Work instructions
Retype the data below without altering anything.
**********
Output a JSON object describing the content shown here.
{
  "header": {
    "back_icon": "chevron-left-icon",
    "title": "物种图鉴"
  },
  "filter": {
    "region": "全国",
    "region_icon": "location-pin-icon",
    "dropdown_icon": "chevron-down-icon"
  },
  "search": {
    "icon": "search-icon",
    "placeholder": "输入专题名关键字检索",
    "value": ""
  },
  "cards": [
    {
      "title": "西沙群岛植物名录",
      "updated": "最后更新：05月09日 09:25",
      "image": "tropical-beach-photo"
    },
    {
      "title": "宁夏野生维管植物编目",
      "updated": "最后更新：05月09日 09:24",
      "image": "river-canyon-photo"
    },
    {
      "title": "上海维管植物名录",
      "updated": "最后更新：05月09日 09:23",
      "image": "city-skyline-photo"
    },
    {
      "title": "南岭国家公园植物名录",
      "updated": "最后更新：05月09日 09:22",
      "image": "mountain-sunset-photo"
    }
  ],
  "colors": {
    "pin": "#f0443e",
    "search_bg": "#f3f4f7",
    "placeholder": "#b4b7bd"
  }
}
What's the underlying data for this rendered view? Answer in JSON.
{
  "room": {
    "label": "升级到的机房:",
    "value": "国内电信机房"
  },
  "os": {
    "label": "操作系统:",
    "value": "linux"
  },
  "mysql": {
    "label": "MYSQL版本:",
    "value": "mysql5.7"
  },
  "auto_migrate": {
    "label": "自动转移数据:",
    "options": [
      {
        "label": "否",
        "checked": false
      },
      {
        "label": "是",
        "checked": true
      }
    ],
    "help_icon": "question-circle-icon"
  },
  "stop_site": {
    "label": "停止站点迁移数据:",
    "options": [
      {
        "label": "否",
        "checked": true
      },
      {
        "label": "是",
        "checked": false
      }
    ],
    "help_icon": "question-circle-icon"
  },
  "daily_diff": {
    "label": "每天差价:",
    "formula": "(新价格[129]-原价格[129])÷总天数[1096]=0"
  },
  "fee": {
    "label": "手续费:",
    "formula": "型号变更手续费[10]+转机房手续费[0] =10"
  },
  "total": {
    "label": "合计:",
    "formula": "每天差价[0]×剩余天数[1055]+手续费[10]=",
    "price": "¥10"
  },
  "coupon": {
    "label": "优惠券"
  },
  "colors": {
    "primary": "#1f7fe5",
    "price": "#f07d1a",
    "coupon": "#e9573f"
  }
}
**********
Task solution
Output a JSON object describing the content shown here.
{
  "header": {
    "back_icon": "chevron-left-icon",
    "title": "物种图鉴"
  },
  "filter": {
    "region": "全国",
    "region_icon": "location-pin-icon",
    "dropdown_icon": "chevron-down-icon"
  },
  "search": {
    "icon": "search-icon",
    "placeholder": "输入专题名关键字检索",
    "value": ""
  },
  "cards": [
    {
      "title": "西沙群岛植物名录",
      "updated": "最后更新：05月09日 09:25",
      "image": "tropical-beach-photo"
    },
    {
      "title": "宁夏野生维管植物编目",
      "updated": "最后更新：05月09日 09:24",
      "image": "river-canyon-photo"
    },
    {
      "title": "上海维管植物名录",
      "updated": "最后更新：05月09日 09:23",
      "image": "city-skyline-photo"
    },
    {
      "title": "南岭国家公园植物名录",
      "updated": "最后更新：05月09日 09:22",
      "image": "mountain-sunset-photo"
    }
  ],
  "colors": {
    "pin": "#f0443e",
    "search_bg": "#f3f4f7",
    "placeholder": "#b4b7bd"
  }
}
What's the underlying data for this rendered view? Answer in JSON.
{
  "room": {
    "label": "升级到的机房:",
    "value": "国内电信机房"
  },
  "os": {
    "label": "操作系统:",
    "value": "linux"
  },
  "mysql": {
    "label": "MYSQL版本:",
    "value": "mysql5.7"
  },
  "auto_migrate": {
    "label": "自动转移数据:",
    "options": [
      {
        "label": "否",
        "checked": false
      },
      {
        "label": "是",
        "checked": true
      }
    ],
    "help_icon": "question-circle-icon"
  },
  "stop_site": {
    "label": "停止站点迁移数据:",
    "options": [
      {
        "label": "否",
        "checked": true
      },
      {
        "label": "是",
        "checked": false
      }
    ],
    "help_icon": "question-circle-icon"
  },
  "daily_diff": {
    "label": "每天差价:",
    "formula": "(新价格[129]-原价格[129])÷总天数[1096]=0"
  },
  "fee": {
    "label": "手续费:",
    "formula": "型号变更手续费[10]+转机房手续费[0] =10"
  },
  "total": {
    "label": "合计:",
    "formula": "每天差价[0]×剩余天数[1055]+手续费[10]=",
    "price": "¥10"
  },
  "coupon": {
    "label": "优惠券"
  },
  "colors": {
    "primary": "#1f7fe5",
    "price": "#f07d1a",
    "coupon": "#e9573f"
  }
}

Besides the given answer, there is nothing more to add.